- **EXERCISE**
With the pictures left out, copy the listing below exactly.

- **TASK INPUTS**
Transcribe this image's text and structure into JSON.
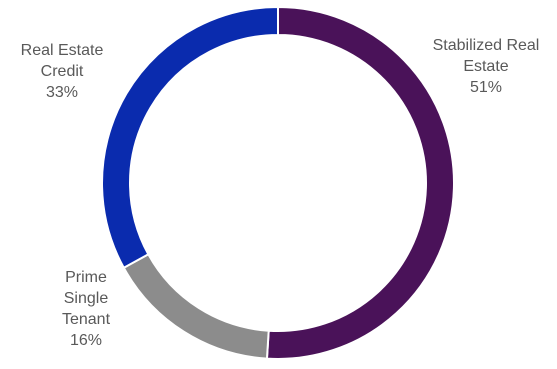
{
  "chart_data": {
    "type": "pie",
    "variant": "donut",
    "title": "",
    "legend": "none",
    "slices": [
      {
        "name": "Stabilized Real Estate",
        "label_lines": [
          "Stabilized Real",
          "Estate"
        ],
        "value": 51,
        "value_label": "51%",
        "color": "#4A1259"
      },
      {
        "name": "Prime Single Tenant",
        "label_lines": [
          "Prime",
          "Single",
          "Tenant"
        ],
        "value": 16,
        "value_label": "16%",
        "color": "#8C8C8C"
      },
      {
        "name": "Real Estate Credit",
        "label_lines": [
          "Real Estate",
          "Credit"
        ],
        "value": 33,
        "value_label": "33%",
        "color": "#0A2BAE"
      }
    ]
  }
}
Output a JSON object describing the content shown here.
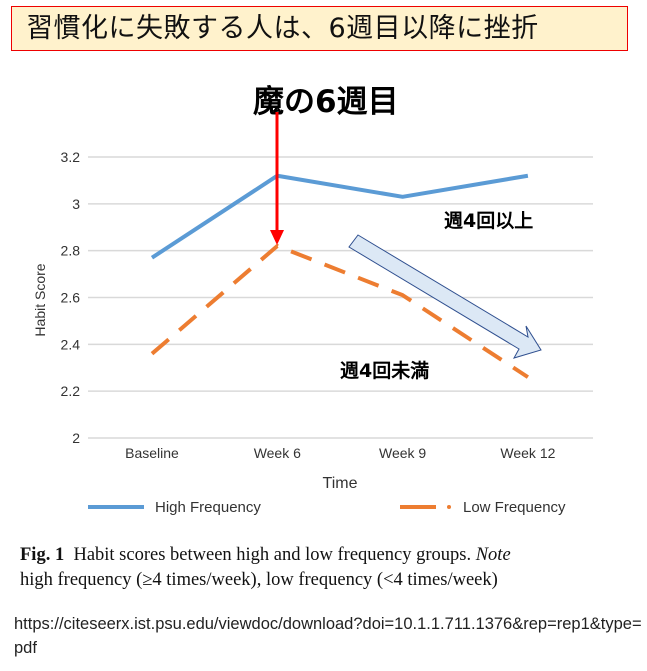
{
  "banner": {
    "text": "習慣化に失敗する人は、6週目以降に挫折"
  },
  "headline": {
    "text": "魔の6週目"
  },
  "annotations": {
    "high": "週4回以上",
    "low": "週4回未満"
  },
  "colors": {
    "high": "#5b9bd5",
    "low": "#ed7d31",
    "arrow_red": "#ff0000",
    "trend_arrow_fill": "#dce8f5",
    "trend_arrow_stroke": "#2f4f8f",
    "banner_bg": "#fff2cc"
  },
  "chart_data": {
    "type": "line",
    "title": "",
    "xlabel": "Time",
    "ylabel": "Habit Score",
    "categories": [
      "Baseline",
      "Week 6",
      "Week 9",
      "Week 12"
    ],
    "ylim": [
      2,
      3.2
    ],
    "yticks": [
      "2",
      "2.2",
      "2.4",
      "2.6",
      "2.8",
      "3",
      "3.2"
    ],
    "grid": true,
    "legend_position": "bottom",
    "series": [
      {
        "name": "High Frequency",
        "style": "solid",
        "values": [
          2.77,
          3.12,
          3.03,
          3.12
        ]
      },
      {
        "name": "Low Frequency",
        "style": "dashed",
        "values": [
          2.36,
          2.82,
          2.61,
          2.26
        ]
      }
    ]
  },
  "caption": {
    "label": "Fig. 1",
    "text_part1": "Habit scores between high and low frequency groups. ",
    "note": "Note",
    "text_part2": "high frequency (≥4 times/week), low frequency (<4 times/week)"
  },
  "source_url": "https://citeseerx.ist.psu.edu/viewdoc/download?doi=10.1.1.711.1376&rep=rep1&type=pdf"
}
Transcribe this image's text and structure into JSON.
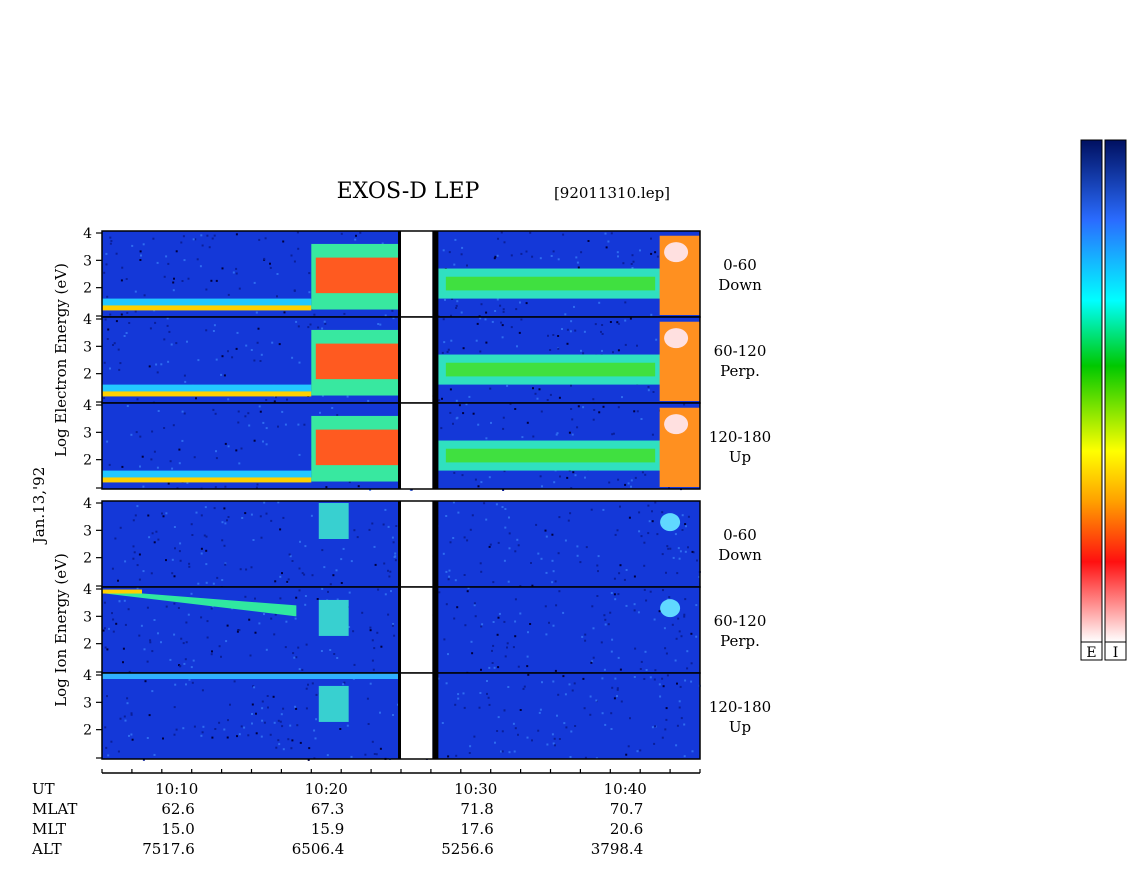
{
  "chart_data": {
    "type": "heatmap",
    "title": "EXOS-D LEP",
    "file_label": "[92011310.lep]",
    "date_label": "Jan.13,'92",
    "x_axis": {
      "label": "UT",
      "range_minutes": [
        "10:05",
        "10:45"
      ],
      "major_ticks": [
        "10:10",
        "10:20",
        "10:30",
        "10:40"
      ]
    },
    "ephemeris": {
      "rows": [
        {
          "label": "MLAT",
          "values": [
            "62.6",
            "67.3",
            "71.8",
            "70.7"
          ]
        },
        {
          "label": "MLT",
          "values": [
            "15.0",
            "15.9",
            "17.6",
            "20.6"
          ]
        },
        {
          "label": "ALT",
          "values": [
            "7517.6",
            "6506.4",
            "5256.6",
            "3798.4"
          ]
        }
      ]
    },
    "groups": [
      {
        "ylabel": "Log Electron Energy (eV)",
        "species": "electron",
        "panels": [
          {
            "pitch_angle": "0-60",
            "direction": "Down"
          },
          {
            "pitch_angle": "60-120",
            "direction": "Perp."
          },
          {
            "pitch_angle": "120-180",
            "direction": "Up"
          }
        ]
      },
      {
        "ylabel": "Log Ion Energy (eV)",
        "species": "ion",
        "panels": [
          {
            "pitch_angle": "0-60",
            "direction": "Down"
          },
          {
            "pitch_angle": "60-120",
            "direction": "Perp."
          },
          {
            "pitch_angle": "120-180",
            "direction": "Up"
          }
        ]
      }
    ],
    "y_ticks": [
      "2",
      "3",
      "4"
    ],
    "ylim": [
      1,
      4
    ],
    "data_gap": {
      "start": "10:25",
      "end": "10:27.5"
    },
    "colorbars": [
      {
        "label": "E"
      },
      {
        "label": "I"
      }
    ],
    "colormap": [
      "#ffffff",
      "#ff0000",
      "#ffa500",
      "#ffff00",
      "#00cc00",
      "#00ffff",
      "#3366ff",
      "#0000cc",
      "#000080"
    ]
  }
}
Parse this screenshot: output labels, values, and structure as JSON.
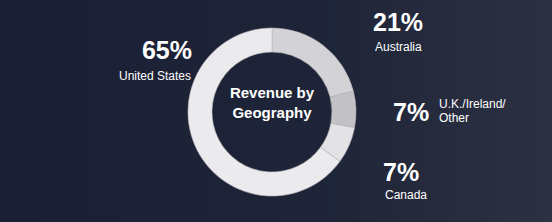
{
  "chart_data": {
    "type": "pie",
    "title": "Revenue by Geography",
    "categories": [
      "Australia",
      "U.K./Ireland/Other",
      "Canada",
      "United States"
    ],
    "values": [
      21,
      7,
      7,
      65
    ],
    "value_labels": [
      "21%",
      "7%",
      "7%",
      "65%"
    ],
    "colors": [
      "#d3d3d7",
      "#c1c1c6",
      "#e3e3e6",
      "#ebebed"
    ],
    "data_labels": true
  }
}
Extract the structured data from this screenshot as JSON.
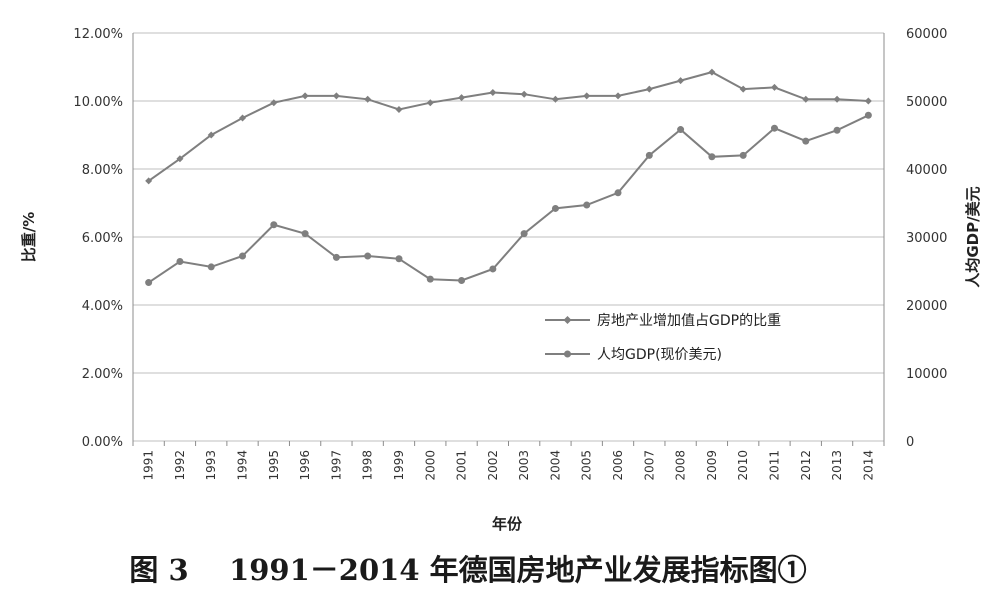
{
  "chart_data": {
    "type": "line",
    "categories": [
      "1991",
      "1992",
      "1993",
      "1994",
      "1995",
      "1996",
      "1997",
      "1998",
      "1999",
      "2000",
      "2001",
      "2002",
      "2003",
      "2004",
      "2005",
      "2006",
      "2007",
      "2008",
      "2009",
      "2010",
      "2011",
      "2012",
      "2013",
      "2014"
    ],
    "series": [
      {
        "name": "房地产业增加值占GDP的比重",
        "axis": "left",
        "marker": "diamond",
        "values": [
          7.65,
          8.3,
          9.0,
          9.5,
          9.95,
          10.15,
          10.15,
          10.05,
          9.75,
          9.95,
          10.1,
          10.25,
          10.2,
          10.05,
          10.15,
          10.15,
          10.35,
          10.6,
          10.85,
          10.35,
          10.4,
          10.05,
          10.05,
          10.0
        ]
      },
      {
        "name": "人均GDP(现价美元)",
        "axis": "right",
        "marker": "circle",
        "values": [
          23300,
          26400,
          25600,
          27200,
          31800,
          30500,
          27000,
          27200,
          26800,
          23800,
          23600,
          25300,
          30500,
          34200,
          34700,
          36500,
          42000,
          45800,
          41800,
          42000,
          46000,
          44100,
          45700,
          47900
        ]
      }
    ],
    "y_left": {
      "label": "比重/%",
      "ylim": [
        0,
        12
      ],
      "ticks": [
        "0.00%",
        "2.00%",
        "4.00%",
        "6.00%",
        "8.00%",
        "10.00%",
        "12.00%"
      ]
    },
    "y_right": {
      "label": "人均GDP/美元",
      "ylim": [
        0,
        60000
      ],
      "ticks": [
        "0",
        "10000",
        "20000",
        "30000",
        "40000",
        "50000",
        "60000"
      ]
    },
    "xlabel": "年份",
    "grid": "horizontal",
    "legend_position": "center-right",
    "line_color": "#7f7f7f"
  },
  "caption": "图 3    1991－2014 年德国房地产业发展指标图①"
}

- **ANSWER**
Transcribe this image's text and structure into JSON.
{
  "chart_data": {
    "type": "pie",
    "variant": "donut",
    "title": "",
    "legend": "none",
    "slices": [
      {
        "name": "Stabilized Real Estate",
        "label_lines": [
          "Stabilized Real",
          "Estate"
        ],
        "value": 51,
        "value_label": "51%",
        "color": "#4A1259"
      },
      {
        "name": "Prime Single Tenant",
        "label_lines": [
          "Prime",
          "Single",
          "Tenant"
        ],
        "value": 16,
        "value_label": "16%",
        "color": "#8C8C8C"
      },
      {
        "name": "Real Estate Credit",
        "label_lines": [
          "Real Estate",
          "Credit"
        ],
        "value": 33,
        "value_label": "33%",
        "color": "#0A2BAE"
      }
    ]
  }
}
Output a JSON object describing the content shown here.
{
  "banner": {
    "text": "習慣化に失敗する人は、6週目以降に挫折"
  },
  "headline": {
    "text": "魔の6週目"
  },
  "annotations": {
    "high": "週4回以上",
    "low": "週4回未満"
  },
  "colors": {
    "high": "#5b9bd5",
    "low": "#ed7d31",
    "arrow_red": "#ff0000",
    "trend_arrow_fill": "#dce8f5",
    "trend_arrow_stroke": "#2f4f8f",
    "banner_bg": "#fff2cc"
  },
  "chart_data": {
    "type": "line",
    "title": "",
    "xlabel": "Time",
    "ylabel": "Habit Score",
    "categories": [
      "Baseline",
      "Week 6",
      "Week 9",
      "Week 12"
    ],
    "ylim": [
      2,
      3.2
    ],
    "yticks": [
      "2",
      "2.2",
      "2.4",
      "2.6",
      "2.8",
      "3",
      "3.2"
    ],
    "grid": true,
    "legend_position": "bottom",
    "series": [
      {
        "name": "High Frequency",
        "style": "solid",
        "values": [
          2.77,
          3.12,
          3.03,
          3.12
        ]
      },
      {
        "name": "Low Frequency",
        "style": "dashed",
        "values": [
          2.36,
          2.82,
          2.61,
          2.26
        ]
      }
    ]
  },
  "caption": {
    "label": "Fig. 1",
    "text_part1": "Habit scores between high and low frequency groups. ",
    "note": "Note",
    "text_part2": "high frequency (≥4 times/week), low frequency (<4 times/week)"
  },
  "source_url": "https://citeseerx.ist.psu.edu/viewdoc/download?doi=10.1.1.711.1376&rep=rep1&type=pdf"
}
Transcribe this image's text and structure into JSON.
{
  "chart_data": {
    "type": "heatmap",
    "title": "EXOS-D LEP",
    "file_label": "[92011310.lep]",
    "date_label": "Jan.13,'92",
    "x_axis": {
      "label": "UT",
      "range_minutes": [
        "10:05",
        "10:45"
      ],
      "major_ticks": [
        "10:10",
        "10:20",
        "10:30",
        "10:40"
      ]
    },
    "ephemeris": {
      "rows": [
        {
          "label": "MLAT",
          "values": [
            "62.6",
            "67.3",
            "71.8",
            "70.7"
          ]
        },
        {
          "label": "MLT",
          "values": [
            "15.0",
            "15.9",
            "17.6",
            "20.6"
          ]
        },
        {
          "label": "ALT",
          "values": [
            "7517.6",
            "6506.4",
            "5256.6",
            "3798.4"
          ]
        }
      ]
    },
    "groups": [
      {
        "ylabel": "Log Electron Energy (eV)",
        "species": "electron",
        "panels": [
          {
            "pitch_angle": "0-60",
            "direction": "Down"
          },
          {
            "pitch_angle": "60-120",
            "direction": "Perp."
          },
          {
            "pitch_angle": "120-180",
            "direction": "Up"
          }
        ]
      },
      {
        "ylabel": "Log Ion Energy (eV)",
        "species": "ion",
        "panels": [
          {
            "pitch_angle": "0-60",
            "direction": "Down"
          },
          {
            "pitch_angle": "60-120",
            "direction": "Perp."
          },
          {
            "pitch_angle": "120-180",
            "direction": "Up"
          }
        ]
      }
    ],
    "y_ticks": [
      "2",
      "3",
      "4"
    ],
    "ylim": [
      1,
      4
    ],
    "data_gap": {
      "start": "10:25",
      "end": "10:27.5"
    },
    "colorbars": [
      {
        "label": "E"
      },
      {
        "label": "I"
      }
    ],
    "colormap": [
      "#ffffff",
      "#ff0000",
      "#ffa500",
      "#ffff00",
      "#00cc00",
      "#00ffff",
      "#3366ff",
      "#0000cc",
      "#000080"
    ]
  }
}
Parse this screenshot: output labels, values, and structure as JSON.
{
  "chart_data": {
    "type": "pie",
    "title": "Revenue by Geography",
    "categories": [
      "Australia",
      "U.K./Ireland/Other",
      "Canada",
      "United States"
    ],
    "values": [
      21,
      7,
      7,
      65
    ],
    "value_labels": [
      "21%",
      "7%",
      "7%",
      "65%"
    ],
    "colors": [
      "#d3d3d7",
      "#c1c1c6",
      "#e3e3e6",
      "#ebebed"
    ],
    "data_labels": true
  }
}
Extract the structured data from this screenshot as JSON.
{
  "chart_data": {
    "type": "line",
    "categories": [
      "1991",
      "1992",
      "1993",
      "1994",
      "1995",
      "1996",
      "1997",
      "1998",
      "1999",
      "2000",
      "2001",
      "2002",
      "2003",
      "2004",
      "2005",
      "2006",
      "2007",
      "2008",
      "2009",
      "2010",
      "2011",
      "2012",
      "2013",
      "2014"
    ],
    "series": [
      {
        "name": "房地产业增加值占GDP的比重",
        "axis": "left",
        "marker": "diamond",
        "values": [
          7.65,
          8.3,
          9.0,
          9.5,
          9.95,
          10.15,
          10.15,
          10.05,
          9.75,
          9.95,
          10.1,
          10.25,
          10.2,
          10.05,
          10.15,
          10.15,
          10.35,
          10.6,
          10.85,
          10.35,
          10.4,
          10.05,
          10.05,
          10.0
        ]
      },
      {
        "name": "人均GDP(现价美元)",
        "axis": "right",
        "marker": "circle",
        "values": [
          23300,
          26400,
          25600,
          27200,
          31800,
          30500,
          27000,
          27200,
          26800,
          23800,
          23600,
          25300,
          30500,
          34200,
          34700,
          36500,
          42000,
          45800,
          41800,
          42000,
          46000,
          44100,
          45700,
          47900
        ]
      }
    ],
    "y_left": {
      "label": "比重/%",
      "ylim": [
        0,
        12
      ],
      "ticks": [
        "0.00%",
        "2.00%",
        "4.00%",
        "6.00%",
        "8.00%",
        "10.00%",
        "12.00%"
      ]
    },
    "y_right": {
      "label": "人均GDP/美元",
      "ylim": [
        0,
        60000
      ],
      "ticks": [
        "0",
        "10000",
        "20000",
        "30000",
        "40000",
        "50000",
        "60000"
      ]
    },
    "xlabel": "年份",
    "grid": "horizontal",
    "legend_position": "center-right",
    "line_color": "#7f7f7f"
  },
  "caption": "图 3    1991－2014 年德国房地产业发展指标图①"
}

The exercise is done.